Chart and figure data
= = = =
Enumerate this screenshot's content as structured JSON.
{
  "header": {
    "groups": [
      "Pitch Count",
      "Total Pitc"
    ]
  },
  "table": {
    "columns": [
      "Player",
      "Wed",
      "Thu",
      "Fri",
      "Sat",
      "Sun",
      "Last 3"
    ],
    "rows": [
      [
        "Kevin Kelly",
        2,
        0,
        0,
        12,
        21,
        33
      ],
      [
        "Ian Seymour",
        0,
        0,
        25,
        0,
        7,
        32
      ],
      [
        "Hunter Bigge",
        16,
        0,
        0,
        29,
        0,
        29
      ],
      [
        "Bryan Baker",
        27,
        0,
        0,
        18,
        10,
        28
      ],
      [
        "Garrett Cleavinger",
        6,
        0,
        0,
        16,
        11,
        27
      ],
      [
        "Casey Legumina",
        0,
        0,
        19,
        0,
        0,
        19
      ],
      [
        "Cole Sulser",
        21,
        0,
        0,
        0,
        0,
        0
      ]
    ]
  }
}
= = = =
Work to be completed:
Each line above must be printed exactly as it appears.

Finished answer:
Enumerate this screenshot's content as structured JSON.
{
  "header": {
    "groups": [
      "Pitch Count",
      "Total Pitc"
    ]
  },
  "table": {
    "columns": [
      "Player",
      "Wed",
      "Thu",
      "Fri",
      "Sat",
      "Sun",
      "Last 3"
    ],
    "rows": [
      [
        "Kevin Kelly",
        2,
        0,
        0,
        12,
        21,
        33
      ],
      [
        "Ian Seymour",
        0,
        0,
        25,
        0,
        7,
        32
      ],
      [
        "Hunter Bigge",
        16,
        0,
        0,
        29,
        0,
        29
      ],
      [
        "Bryan Baker",
        27,
        0,
        0,
        18,
        10,
        28
      ],
      [
        "Garrett Cleavinger",
        6,
        0,
        0,
        16,
        11,
        27
      ],
      [
        "Casey Legumina",
        0,
        0,
        19,
        0,
        0,
        19
      ],
      [
        "Cole Sulser",
        21,
        0,
        0,
        0,
        0,
        0
      ]
    ]
  }
}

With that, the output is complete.